* [Your objective]
According to the blog post about the Headsmen story and the fund drive, when does the writer want to run Headsmen?

* [Given passage]
——————————
I'm sitting on a longer post about literary criticism on the internet, but focused more on the low end of the field: the livejournalers writing essays about Harry Potter for fun. I think the fact that people are writing literary criticism for fun, even if it's not exactly at the academic level (not being at the academic level has its advantages, by the way: the material posted to HP_Essays will be accessible and immediately useful to aspiring writers) will change the field a few years down the line, probably for the better. But that's something for a later posting.
This seminar, on the other hand, is by academics and will almost certainly be the sort of stuff that academics like to write about, if made slightly more accessible to the general public because it goes on a blog. Good. Yesterday, ROCR reader Martin Diehl emailed me with a question about lit crit that I was going to mull over a bit; it'll be helpful to be able to point somewhere and say "This is what they actually do" and also to be able to remind myself of just that. It's been 10 years since I got my degree, so some of my impressions of what people studying literature actually do have become a bit hazy and are probably out of date anyway.
The ADSL at the studio has been down all weekend. This has its downsides: if it goes on I'll have trouble watching my websites and getting materials out to the world on time, and I can't quickly look up something I need a visual reference for. But it did mean I could spend two afternoons working undistracted. I'm actually half hoping it will take the building's Internet people a little longer to get things back online. Every day that I can spend working on my latest project before the busy busy month of December is a win.
What I'm working on is the Rogues of Clwyd-Rhan story Headsmen, which should fit neatly inbetween The Green Knight's Belt and the as yet-un-web-published 1992 story Alchemists. I want to run that in January, 2006.
It's not guaranteed that I will, though. Headsmen is the story referred to on the Fund Drive page. After a promising start, the fund drive has unfortunately fizzled and is falling well short of its goal for November.
What will I do if the targets aren't met for two months running? The targets represent the amount by which I've been coming up short financially this year (not counting some large purchases I've made which came out of savings). To prevent coming up short next year, I'm considering getting a part-time job that will still allow me time to work on my paid cartooning contracts, but will leave less time for Rogues of Clwyd-Rhan. Each update of the story that I'm working on now takes me a day to do from tearing a new sheet of paper out of the block to getting the finished update online, and that time needs to come in solid blocks if I'm to get anything done. I can't work in "stolen moments" as I've heard it called lately. So even a part time job will cut deeply into my ability to keep a regular update schedule.
If the donation campaign fails, I will probably finish the Headsmen story, but I will do so in my own sweet time, interrupting the update schedule even though I have other archival stories ready to go. The work on the website itself is still unfinished and just adding more material while expecting to insert another story into another gap later will only serve to make the archives more confusing than they already are. So I'll update things in the correct order, the one that will allow me to gradually fill the existing gaps without creating new ones, or not at all.
——————————
* [Source excerpt]
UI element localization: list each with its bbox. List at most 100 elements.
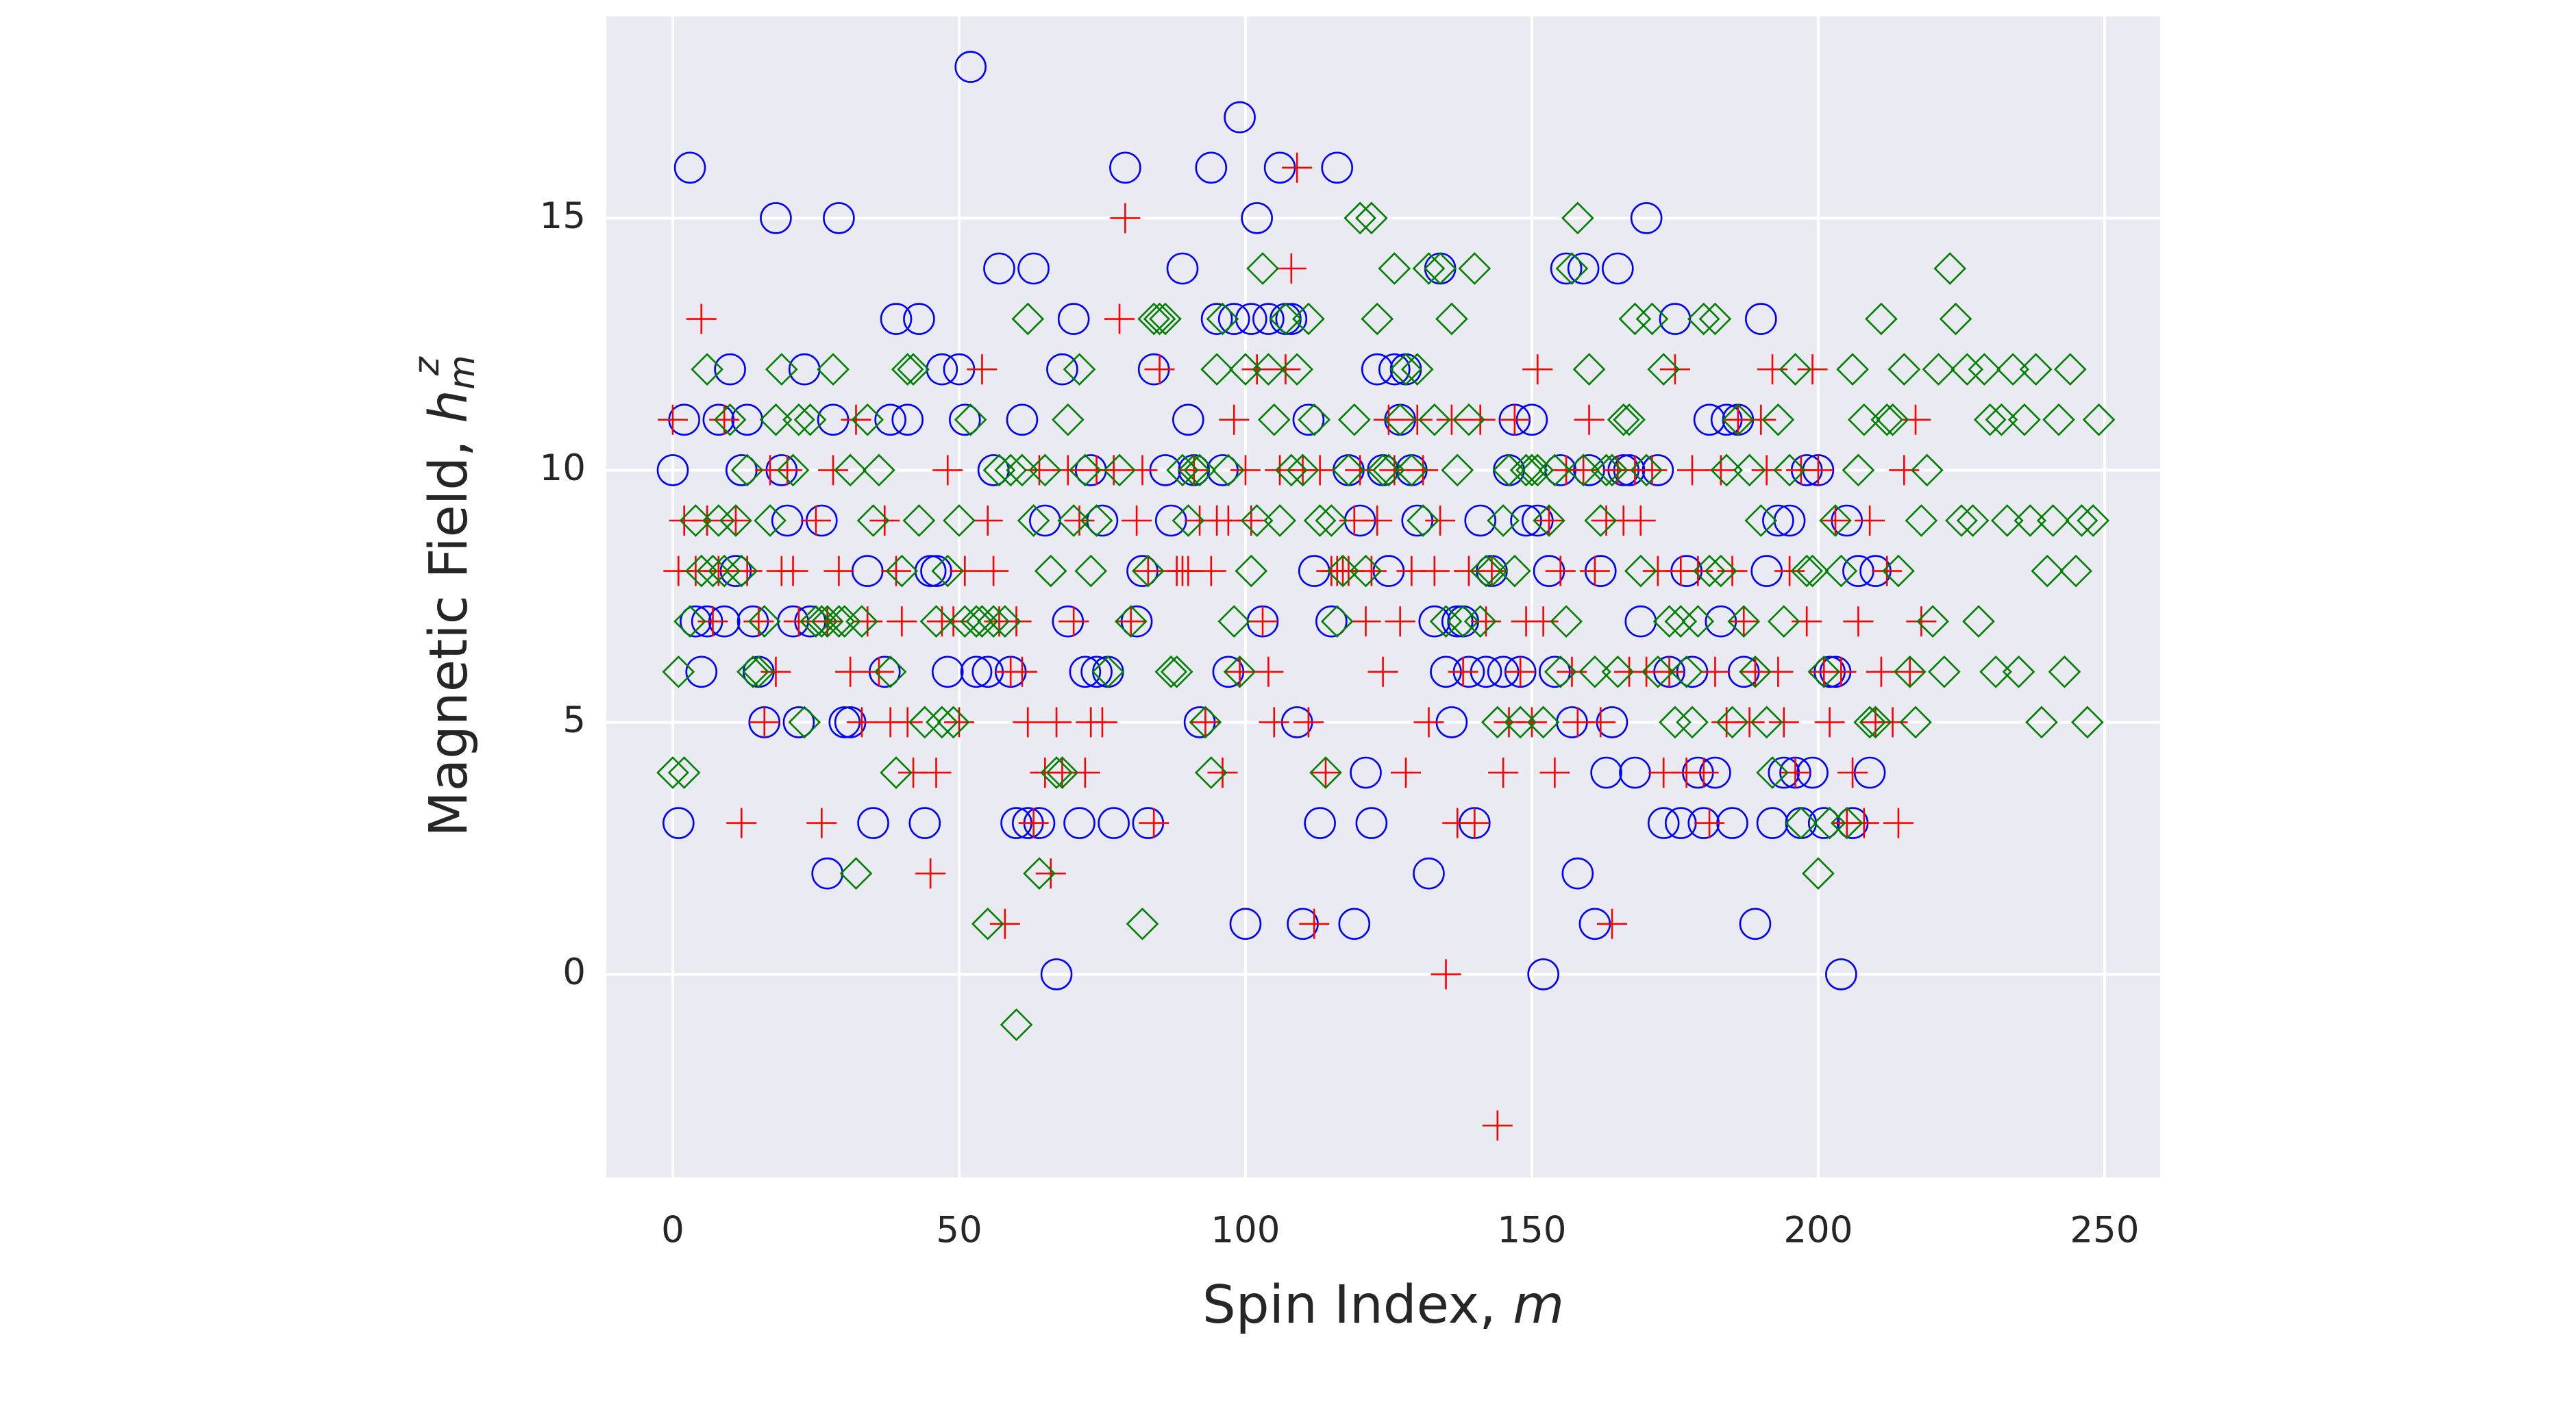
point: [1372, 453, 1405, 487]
——————————
* [Completed task]
In January 2006.